— Start of ENTRIES SUPPLIED —

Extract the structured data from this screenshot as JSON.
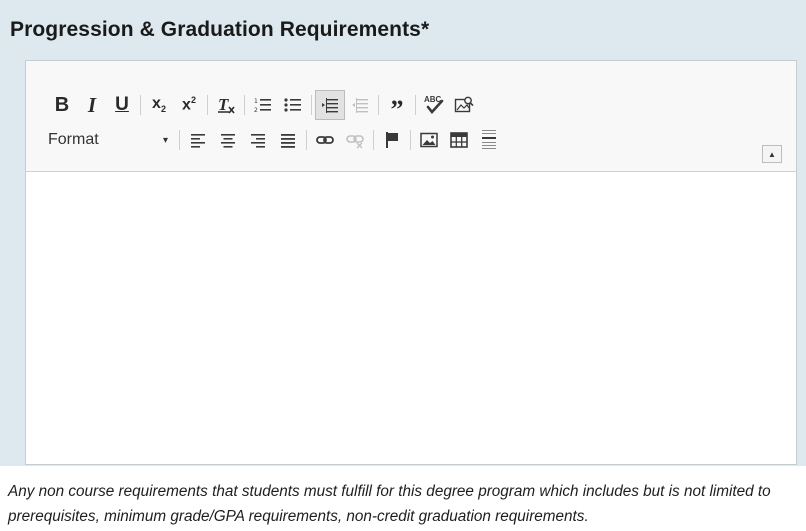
{
  "field": {
    "title": "Progression & Graduation Requirements*",
    "help_text": "Any non course requirements that students must fulfill for this degree program which includes but is not limited to prerequisites, minimum grade/GPA requirements, non-credit graduation requirements."
  },
  "toolbar": {
    "bold": "B",
    "italic": "I",
    "underline": "U",
    "subscript_base": "x",
    "subscript_mark": "2",
    "superscript_base": "x",
    "superscript_mark": "2",
    "blockquote": "”",
    "format_label": "Format",
    "format_caret": "▾",
    "collapse_glyph": "▲"
  },
  "editor": {
    "content": ""
  },
  "icons": {
    "row1": [
      "bold-icon",
      "italic-icon",
      "underline-icon",
      "subscript-icon",
      "superscript-icon",
      "remove-format-icon",
      "numbered-list-icon",
      "bulleted-list-icon",
      "decrease-indent-icon",
      "increase-indent-icon",
      "blockquote-icon",
      "spellcheck-icon",
      "find-replace-icon"
    ],
    "row2": [
      "format-dropdown",
      "align-left-icon",
      "align-center-icon",
      "align-right-icon",
      "justify-icon",
      "link-icon",
      "unlink-icon",
      "anchor-flag-icon",
      "image-icon",
      "table-icon",
      "horizontal-rule-icon",
      "collapse-toolbar-icon"
    ]
  },
  "colors": {
    "panel_bg": "#dde9ee",
    "toolbar_bg": "#f8f8f8",
    "icon": "#3a3a3a",
    "icon_disabled": "#c0c0c0"
  }
}
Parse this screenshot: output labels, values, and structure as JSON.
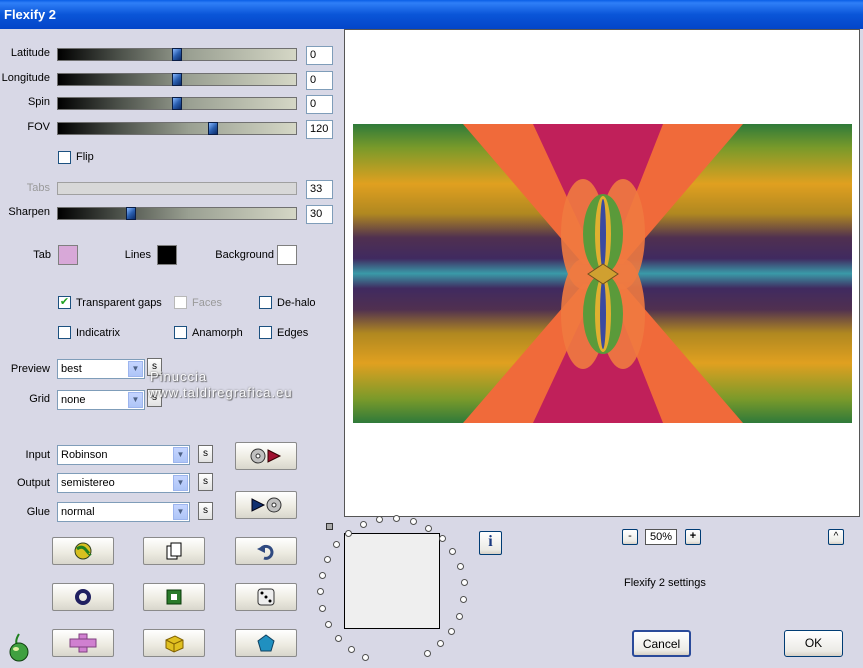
{
  "window": {
    "title": "Flexify 2"
  },
  "sliders": {
    "latitude": {
      "label": "Latitude",
      "value": "0",
      "level": 0.5
    },
    "longitude": {
      "label": "Longitude",
      "value": "0",
      "level": 0.5
    },
    "spin": {
      "label": "Spin",
      "value": "0",
      "level": 0.5
    },
    "fov": {
      "label": "FOV",
      "value": "120",
      "level": 0.66
    },
    "tabs": {
      "label": "Tabs",
      "value": "33"
    },
    "sharpen": {
      "label": "Sharpen",
      "value": "30",
      "level": 0.3
    }
  },
  "flip": {
    "label": "Flip",
    "checked": false
  },
  "colors": {
    "tab": {
      "label": "Tab",
      "color": "#d8a8d8"
    },
    "lines": {
      "label": "Lines",
      "color": "#000000"
    },
    "background": {
      "label": "Background",
      "color": "#ffffff"
    }
  },
  "options": {
    "transparent_gaps": {
      "label": "Transparent gaps",
      "checked": true
    },
    "faces": {
      "label": "Faces",
      "checked": false
    },
    "de_halo": {
      "label": "De-halo",
      "checked": false
    },
    "indicatrix": {
      "label": "Indicatrix",
      "checked": false
    },
    "anamorph": {
      "label": "Anamorph",
      "checked": false
    },
    "edges": {
      "label": "Edges",
      "checked": false
    }
  },
  "preview_select": {
    "label": "Preview",
    "value": "best",
    "s": "s"
  },
  "grid_select": {
    "label": "Grid",
    "value": "none",
    "s": "s"
  },
  "input_select": {
    "label": "Input",
    "value": "Robinson",
    "s": "s"
  },
  "output_select": {
    "label": "Output",
    "value": "semistereo",
    "s": "s"
  },
  "glue_select": {
    "label": "Glue",
    "value": "normal",
    "s": "s"
  },
  "watermark": {
    "line1": "Pinuccia",
    "line2": "www.taldiregrafica.eu"
  },
  "zoom": {
    "minus": "-",
    "value": "50%",
    "plus": "+"
  },
  "collapse_label": "^",
  "info_label": "i",
  "settings_label": "Flexify 2 settings",
  "buttons": {
    "cancel": "Cancel",
    "ok": "OK"
  },
  "icons": {
    "input_to_output": "cd-arrow-icon",
    "output_to_input": "arrow-cd-icon",
    "globe": "globe-icon",
    "copy": "copy-icon",
    "undo": "undo-icon",
    "ring": "ring-icon",
    "square": "square-icon",
    "dice": "dice-icon",
    "cross": "cross-icon",
    "cube": "cube-icon",
    "pentagon": "pentagon-icon",
    "logo": "flaming-pear-icon"
  }
}
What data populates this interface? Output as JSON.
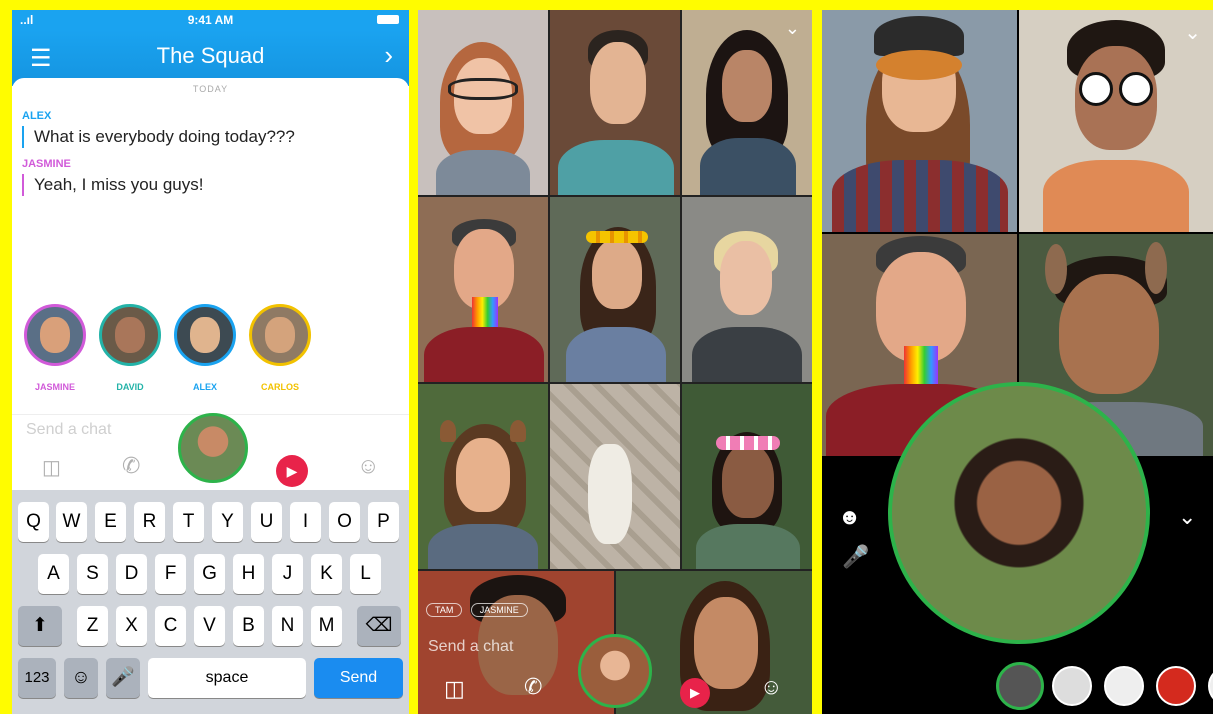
{
  "status_bar": {
    "signal": "..ıl",
    "time": "9:41 AM"
  },
  "chat_header": {
    "title": "The Squad",
    "menu_icon": "hamburger-icon",
    "forward_icon": "chevron-right-icon"
  },
  "chat": {
    "date_label": "TODAY",
    "messages": [
      {
        "author": "ALEX",
        "text": "What is everybody doing today???",
        "color": "#1aa3f0"
      },
      {
        "author": "JASMINE",
        "text": "Yeah, I miss you guys!",
        "color": "#d15ad9"
      }
    ]
  },
  "participants": [
    {
      "name": "JASMINE",
      "color": "#d15ad9"
    },
    {
      "name": "DAVID",
      "color": "#23b3a8"
    },
    {
      "name": "ALEX",
      "color": "#1aa3f0"
    },
    {
      "name": "CARLOS",
      "color": "#f2c200"
    }
  ],
  "composer": {
    "placeholder": "Send a chat"
  },
  "keyboard": {
    "row1": [
      "Q",
      "W",
      "E",
      "R",
      "T",
      "Y",
      "U",
      "I",
      "O",
      "P"
    ],
    "row2": [
      "A",
      "S",
      "D",
      "F",
      "G",
      "H",
      "J",
      "K",
      "L"
    ],
    "row3": [
      "Z",
      "X",
      "C",
      "V",
      "B",
      "N",
      "M"
    ],
    "numbers_key": "123",
    "space_key": "space",
    "send_key": "Send"
  },
  "group_call": {
    "overlay_placeholder": "Send a chat",
    "overlay_tags": [
      "TAM",
      "JASMINE"
    ]
  }
}
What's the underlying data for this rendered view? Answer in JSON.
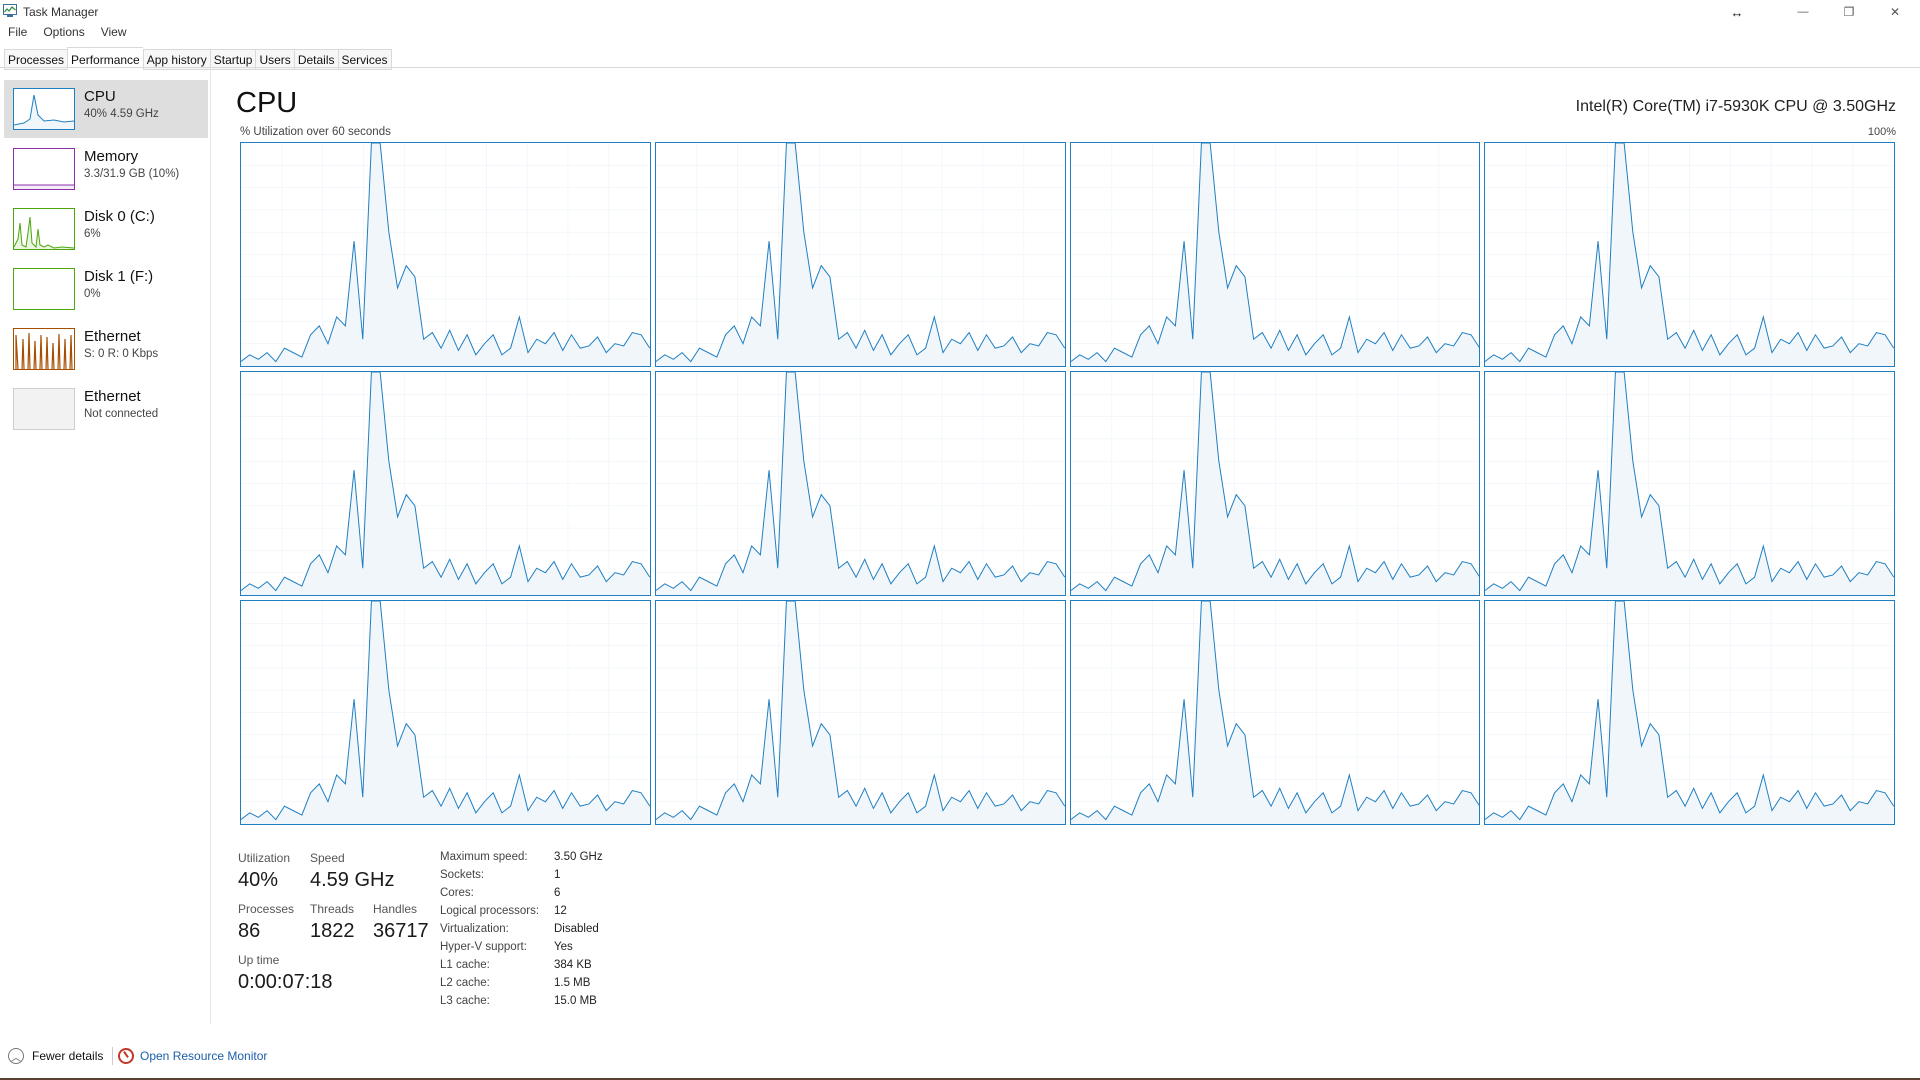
{
  "window": {
    "title": "Task Manager",
    "icon": "task-manager-icon",
    "resize_glyph": "↔",
    "minimize_glyph": "—",
    "restore_glyph": "❐",
    "close_glyph": "✕"
  },
  "menu": [
    {
      "label": "File"
    },
    {
      "label": "Options"
    },
    {
      "label": "View"
    }
  ],
  "tabs": [
    {
      "label": "Processes",
      "active": false
    },
    {
      "label": "Performance",
      "active": true
    },
    {
      "label": "App history",
      "active": false
    },
    {
      "label": "Startup",
      "active": false
    },
    {
      "label": "Users",
      "active": false
    },
    {
      "label": "Details",
      "active": false
    },
    {
      "label": "Services",
      "active": false
    }
  ],
  "sidebar": {
    "items": [
      {
        "title": "CPU",
        "subtitle": "40% 4.59 GHz",
        "color": "#1f7fc2",
        "active": true
      },
      {
        "title": "Memory",
        "subtitle": "3.3/31.9 GB (10%)",
        "color": "#8b2fa8",
        "active": false
      },
      {
        "title": "Disk 0 (C:)",
        "subtitle": "6%",
        "color": "#4da60c",
        "active": false
      },
      {
        "title": "Disk 1 (F:)",
        "subtitle": "0%",
        "color": "#4da60c",
        "active": false
      },
      {
        "title": "Ethernet",
        "subtitle": "S: 0 R: 0 Kbps",
        "color": "#a74f01",
        "active": false
      },
      {
        "title": "Ethernet",
        "subtitle": "Not connected",
        "color": "#aaaaaa",
        "active": false
      }
    ]
  },
  "main": {
    "title": "CPU",
    "cpu_model": "Intel(R) Core(TM) i7-5930K CPU @ 3.50GHz",
    "util_label": "% Utilization over 60 seconds",
    "max_label": "100%",
    "accent": "#1f7fc2",
    "fill": "#f1f6fb",
    "grid": "#d9e8f5"
  },
  "cores": [
    [
      2,
      5,
      3,
      6,
      2,
      8,
      6,
      4,
      14,
      18,
      10,
      22,
      18,
      56,
      12,
      100,
      100,
      60,
      35,
      45,
      40,
      12,
      15,
      8,
      16,
      7,
      14,
      5,
      10,
      14,
      5,
      8,
      22,
      6,
      12,
      10,
      15,
      7,
      14,
      8,
      9,
      13,
      6,
      10,
      9,
      15,
      14,
      8
    ]
  ],
  "stats": {
    "utilization_label": "Utilization",
    "utilization": "40%",
    "speed_label": "Speed",
    "speed": "4.59 GHz",
    "processes_label": "Processes",
    "processes": "86",
    "threads_label": "Threads",
    "threads": "1822",
    "handles_label": "Handles",
    "handles": "36717",
    "uptime_label": "Up time",
    "uptime": "0:00:07:18"
  },
  "info": [
    {
      "label": "Maximum speed:",
      "value": "3.50 GHz"
    },
    {
      "label": "Sockets:",
      "value": "1"
    },
    {
      "label": "Cores:",
      "value": "6"
    },
    {
      "label": "Logical processors:",
      "value": "12"
    },
    {
      "label": "Virtualization:",
      "value": "Disabled"
    },
    {
      "label": "Hyper-V support:",
      "value": "Yes"
    },
    {
      "label": "L1 cache:",
      "value": "384 KB"
    },
    {
      "label": "L2 cache:",
      "value": "1.5 MB"
    },
    {
      "label": "L3 cache:",
      "value": "15.0 MB"
    }
  ],
  "footer": {
    "fewer_details": "Fewer details",
    "fewer_icon_glyph": "︿",
    "resource_monitor": "Open Resource Monitor"
  }
}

— End of ENTRIES SUPPLIED —

THE EXERCISE →
Looking at the entries above, state how many lines contain "Send"; give the number alone.

THE REPLY →
3